**THE DATA:**
***

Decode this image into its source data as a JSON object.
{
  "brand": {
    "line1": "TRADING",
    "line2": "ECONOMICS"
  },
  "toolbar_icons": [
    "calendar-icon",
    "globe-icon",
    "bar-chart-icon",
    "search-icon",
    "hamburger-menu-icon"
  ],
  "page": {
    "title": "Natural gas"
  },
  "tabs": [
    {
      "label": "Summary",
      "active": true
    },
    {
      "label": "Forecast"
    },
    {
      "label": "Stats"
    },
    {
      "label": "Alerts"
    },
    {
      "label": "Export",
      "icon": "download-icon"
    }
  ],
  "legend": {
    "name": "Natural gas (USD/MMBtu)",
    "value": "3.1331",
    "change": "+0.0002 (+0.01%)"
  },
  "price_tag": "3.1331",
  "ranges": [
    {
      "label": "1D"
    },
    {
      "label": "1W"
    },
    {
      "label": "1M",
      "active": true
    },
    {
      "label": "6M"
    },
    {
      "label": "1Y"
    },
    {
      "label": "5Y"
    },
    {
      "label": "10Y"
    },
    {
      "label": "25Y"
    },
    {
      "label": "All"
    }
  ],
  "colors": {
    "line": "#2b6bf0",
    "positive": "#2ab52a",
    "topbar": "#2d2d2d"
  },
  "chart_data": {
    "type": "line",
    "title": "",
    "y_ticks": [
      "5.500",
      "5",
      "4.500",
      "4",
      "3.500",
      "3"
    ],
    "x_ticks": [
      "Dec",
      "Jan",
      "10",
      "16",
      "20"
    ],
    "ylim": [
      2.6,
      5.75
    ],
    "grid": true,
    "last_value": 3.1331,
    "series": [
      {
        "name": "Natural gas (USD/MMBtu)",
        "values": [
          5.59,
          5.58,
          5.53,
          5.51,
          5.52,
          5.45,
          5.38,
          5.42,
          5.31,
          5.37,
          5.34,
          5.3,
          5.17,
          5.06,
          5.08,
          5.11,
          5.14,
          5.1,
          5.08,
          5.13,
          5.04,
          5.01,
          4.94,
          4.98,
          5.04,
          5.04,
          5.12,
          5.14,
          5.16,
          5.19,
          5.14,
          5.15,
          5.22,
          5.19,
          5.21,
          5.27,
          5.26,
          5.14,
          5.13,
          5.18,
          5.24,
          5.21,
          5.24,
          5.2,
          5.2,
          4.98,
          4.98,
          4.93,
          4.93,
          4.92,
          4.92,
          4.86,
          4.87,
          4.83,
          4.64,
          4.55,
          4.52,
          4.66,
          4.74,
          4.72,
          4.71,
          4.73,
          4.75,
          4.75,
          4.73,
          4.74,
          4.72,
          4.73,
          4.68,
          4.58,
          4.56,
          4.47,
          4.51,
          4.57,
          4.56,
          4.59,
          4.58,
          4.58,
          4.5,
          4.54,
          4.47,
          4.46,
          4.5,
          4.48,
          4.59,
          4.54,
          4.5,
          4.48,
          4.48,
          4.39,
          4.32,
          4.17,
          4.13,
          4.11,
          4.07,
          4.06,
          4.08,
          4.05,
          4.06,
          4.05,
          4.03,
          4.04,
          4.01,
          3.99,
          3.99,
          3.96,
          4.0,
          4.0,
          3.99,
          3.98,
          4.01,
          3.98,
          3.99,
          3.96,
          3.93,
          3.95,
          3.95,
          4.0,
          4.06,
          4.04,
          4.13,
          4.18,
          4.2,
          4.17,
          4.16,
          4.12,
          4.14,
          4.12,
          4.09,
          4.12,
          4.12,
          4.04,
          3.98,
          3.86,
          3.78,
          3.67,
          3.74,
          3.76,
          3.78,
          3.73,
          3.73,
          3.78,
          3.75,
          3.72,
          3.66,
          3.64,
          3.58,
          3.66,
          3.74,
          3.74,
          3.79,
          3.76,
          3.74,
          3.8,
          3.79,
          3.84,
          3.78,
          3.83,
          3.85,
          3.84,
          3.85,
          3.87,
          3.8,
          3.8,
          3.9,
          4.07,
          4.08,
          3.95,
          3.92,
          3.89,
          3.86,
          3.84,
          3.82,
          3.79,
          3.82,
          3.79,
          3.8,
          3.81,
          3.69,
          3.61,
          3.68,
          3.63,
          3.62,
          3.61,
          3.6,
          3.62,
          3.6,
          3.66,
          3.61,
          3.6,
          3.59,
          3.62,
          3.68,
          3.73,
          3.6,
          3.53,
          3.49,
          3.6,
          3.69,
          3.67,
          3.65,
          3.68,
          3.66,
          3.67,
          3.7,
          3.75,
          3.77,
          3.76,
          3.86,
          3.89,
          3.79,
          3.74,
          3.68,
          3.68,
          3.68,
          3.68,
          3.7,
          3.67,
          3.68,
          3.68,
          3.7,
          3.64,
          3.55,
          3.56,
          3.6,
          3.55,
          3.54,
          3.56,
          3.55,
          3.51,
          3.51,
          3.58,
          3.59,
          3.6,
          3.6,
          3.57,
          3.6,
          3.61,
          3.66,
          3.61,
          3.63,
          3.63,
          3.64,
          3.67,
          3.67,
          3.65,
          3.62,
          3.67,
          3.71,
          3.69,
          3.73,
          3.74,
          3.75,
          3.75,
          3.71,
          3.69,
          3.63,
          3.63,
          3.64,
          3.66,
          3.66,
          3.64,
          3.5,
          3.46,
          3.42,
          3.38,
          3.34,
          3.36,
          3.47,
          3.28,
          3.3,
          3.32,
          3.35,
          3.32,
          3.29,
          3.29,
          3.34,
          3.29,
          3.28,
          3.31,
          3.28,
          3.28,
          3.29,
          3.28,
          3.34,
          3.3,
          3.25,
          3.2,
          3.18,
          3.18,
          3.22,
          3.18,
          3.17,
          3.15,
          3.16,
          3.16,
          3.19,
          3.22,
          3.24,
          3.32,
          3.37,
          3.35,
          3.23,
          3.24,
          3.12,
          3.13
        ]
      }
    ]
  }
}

***

Output all preceding records character for character.

Decode this image into its source data as a JSON object.
{
  "brand": {
    "line1": "TRADING",
    "line2": "ECONOMICS"
  },
  "toolbar_icons": [
    "calendar-icon",
    "globe-icon",
    "bar-chart-icon",
    "search-icon",
    "hamburger-menu-icon"
  ],
  "page": {
    "title": "Natural gas"
  },
  "tabs": [
    {
      "label": "Summary",
      "active": true
    },
    {
      "label": "Forecast"
    },
    {
      "label": "Stats"
    },
    {
      "label": "Alerts"
    },
    {
      "label": "Export",
      "icon": "download-icon"
    }
  ],
  "legend": {
    "name": "Natural gas (USD/MMBtu)",
    "value": "3.1331",
    "change": "+0.0002 (+0.01%)"
  },
  "price_tag": "3.1331",
  "ranges": [
    {
      "label": "1D"
    },
    {
      "label": "1W"
    },
    {
      "label": "1M",
      "active": true
    },
    {
      "label": "6M"
    },
    {
      "label": "1Y"
    },
    {
      "label": "5Y"
    },
    {
      "label": "10Y"
    },
    {
      "label": "25Y"
    },
    {
      "label": "All"
    }
  ],
  "colors": {
    "line": "#2b6bf0",
    "positive": "#2ab52a",
    "topbar": "#2d2d2d"
  },
  "chart_data": {
    "type": "line",
    "title": "",
    "y_ticks": [
      "5.500",
      "5",
      "4.500",
      "4",
      "3.500",
      "3"
    ],
    "x_ticks": [
      "Dec",
      "Jan",
      "10",
      "16",
      "20"
    ],
    "ylim": [
      2.6,
      5.75
    ],
    "grid": true,
    "last_value": 3.1331,
    "series": [
      {
        "name": "Natural gas (USD/MMBtu)",
        "values": [
          5.59,
          5.58,
          5.53,
          5.51,
          5.52,
          5.45,
          5.38,
          5.42,
          5.31,
          5.37,
          5.34,
          5.3,
          5.17,
          5.06,
          5.08,
          5.11,
          5.14,
          5.1,
          5.08,
          5.13,
          5.04,
          5.01,
          4.94,
          4.98,
          5.04,
          5.04,
          5.12,
          5.14,
          5.16,
          5.19,
          5.14,
          5.15,
          5.22,
          5.19,
          5.21,
          5.27,
          5.26,
          5.14,
          5.13,
          5.18,
          5.24,
          5.21,
          5.24,
          5.2,
          5.2,
          4.98,
          4.98,
          4.93,
          4.93,
          4.92,
          4.92,
          4.86,
          4.87,
          4.83,
          4.64,
          4.55,
          4.52,
          4.66,
          4.74,
          4.72,
          4.71,
          4.73,
          4.75,
          4.75,
          4.73,
          4.74,
          4.72,
          4.73,
          4.68,
          4.58,
          4.56,
          4.47,
          4.51,
          4.57,
          4.56,
          4.59,
          4.58,
          4.58,
          4.5,
          4.54,
          4.47,
          4.46,
          4.5,
          4.48,
          4.59,
          4.54,
          4.5,
          4.48,
          4.48,
          4.39,
          4.32,
          4.17,
          4.13,
          4.11,
          4.07,
          4.06,
          4.08,
          4.05,
          4.06,
          4.05,
          4.03,
          4.04,
          4.01,
          3.99,
          3.99,
          3.96,
          4.0,
          4.0,
          3.99,
          3.98,
          4.01,
          3.98,
          3.99,
          3.96,
          3.93,
          3.95,
          3.95,
          4.0,
          4.06,
          4.04,
          4.13,
          4.18,
          4.2,
          4.17,
          4.16,
          4.12,
          4.14,
          4.12,
          4.09,
          4.12,
          4.12,
          4.04,
          3.98,
          3.86,
          3.78,
          3.67,
          3.74,
          3.76,
          3.78,
          3.73,
          3.73,
          3.78,
          3.75,
          3.72,
          3.66,
          3.64,
          3.58,
          3.66,
          3.74,
          3.74,
          3.79,
          3.76,
          3.74,
          3.8,
          3.79,
          3.84,
          3.78,
          3.83,
          3.85,
          3.84,
          3.85,
          3.87,
          3.8,
          3.8,
          3.9,
          4.07,
          4.08,
          3.95,
          3.92,
          3.89,
          3.86,
          3.84,
          3.82,
          3.79,
          3.82,
          3.79,
          3.8,
          3.81,
          3.69,
          3.61,
          3.68,
          3.63,
          3.62,
          3.61,
          3.6,
          3.62,
          3.6,
          3.66,
          3.61,
          3.6,
          3.59,
          3.62,
          3.68,
          3.73,
          3.6,
          3.53,
          3.49,
          3.6,
          3.69,
          3.67,
          3.65,
          3.68,
          3.66,
          3.67,
          3.7,
          3.75,
          3.77,
          3.76,
          3.86,
          3.89,
          3.79,
          3.74,
          3.68,
          3.68,
          3.68,
          3.68,
          3.7,
          3.67,
          3.68,
          3.68,
          3.7,
          3.64,
          3.55,
          3.56,
          3.6,
          3.55,
          3.54,
          3.56,
          3.55,
          3.51,
          3.51,
          3.58,
          3.59,
          3.6,
          3.6,
          3.57,
          3.6,
          3.61,
          3.66,
          3.61,
          3.63,
          3.63,
          3.64,
          3.67,
          3.67,
          3.65,
          3.62,
          3.67,
          3.71,
          3.69,
          3.73,
          3.74,
          3.75,
          3.75,
          3.71,
          3.69,
          3.63,
          3.63,
          3.64,
          3.66,
          3.66,
          3.64,
          3.5,
          3.46,
          3.42,
          3.38,
          3.34,
          3.36,
          3.47,
          3.28,
          3.3,
          3.32,
          3.35,
          3.32,
          3.29,
          3.29,
          3.34,
          3.29,
          3.28,
          3.31,
          3.28,
          3.28,
          3.29,
          3.28,
          3.34,
          3.3,
          3.25,
          3.2,
          3.18,
          3.18,
          3.22,
          3.18,
          3.17,
          3.15,
          3.16,
          3.16,
          3.19,
          3.22,
          3.24,
          3.32,
          3.37,
          3.35,
          3.23,
          3.24,
          3.12,
          3.13
        ]
      }
    ]
  }
}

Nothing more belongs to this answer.